[start Dataset]

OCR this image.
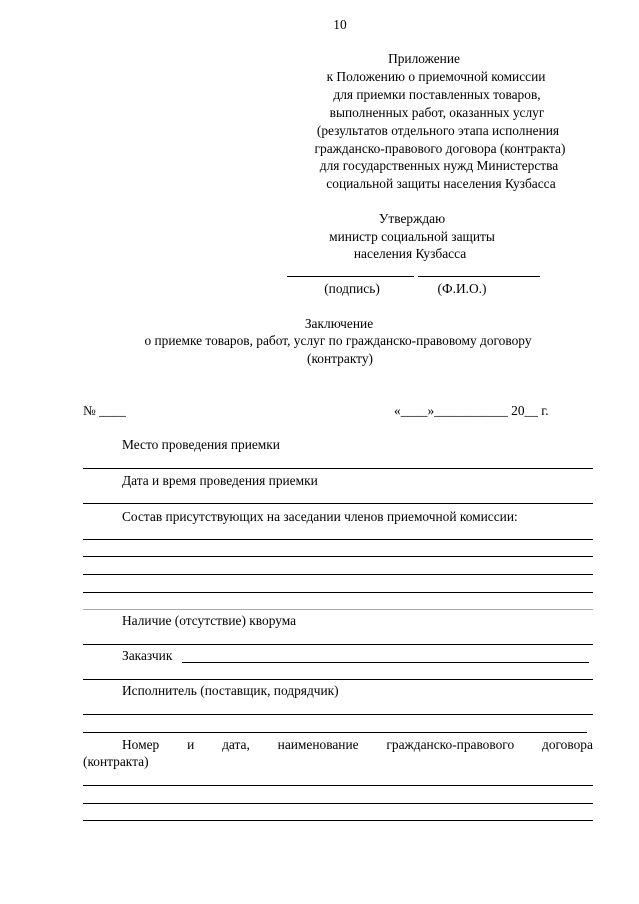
10
Приложение
к Положению о приемочной комиссии
для приемки поставленных товаров,
выполненных работ, оказанных услуг
(результатов отдельного этапа исполнения
гражданско-правового договора (контракта)
для государственных нужд Министерства
социальной защиты населения Кузбасса
Утверждаю
министр социальной защиты
населения Кузбасса
(подпись)	(Ф.И.О.)
Заключение
о приемке товаров, работ, услуг по гражданско-правовому договору
(контракту)
№ ____	«____»___________ 20__ г.
Место проведения приемки
Дата и время проведения приемки
Состав присутствующих на заседании членов приемочной комиссии:
Наличие (отсутствие) кворума
Заказчик
Исполнитель (поставщик, подрядчик)
Номер и дата, наименование гражданско-правового договора
(контракта)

[end Dataset]

Make a word-for-word copy of the entries, without any pictures.

OCR this image.
10
Приложение
к Положению о приемочной комиссии
для приемки поставленных товаров,
выполненных работ, оказанных услуг
(результатов отдельного этапа исполнения
гражданско-правового договора (контракта)
для государственных нужд Министерства
социальной защиты населения Кузбасса
Утверждаю
министр социальной защиты
населения Кузбасса
(подпись)	(Ф.И.О.)
Заключение
о приемке товаров, работ, услуг по гражданско-правовому договору
(контракту)
№ ____	«____»___________ 20__ г.
Место проведения приемки
Дата и время проведения приемки
Состав присутствующих на заседании членов приемочной комиссии:
Наличие (отсутствие) кворума
Заказчик
Исполнитель (поставщик, подрядчик)
Номер и дата, наименование гражданско-правового договора
(контракта)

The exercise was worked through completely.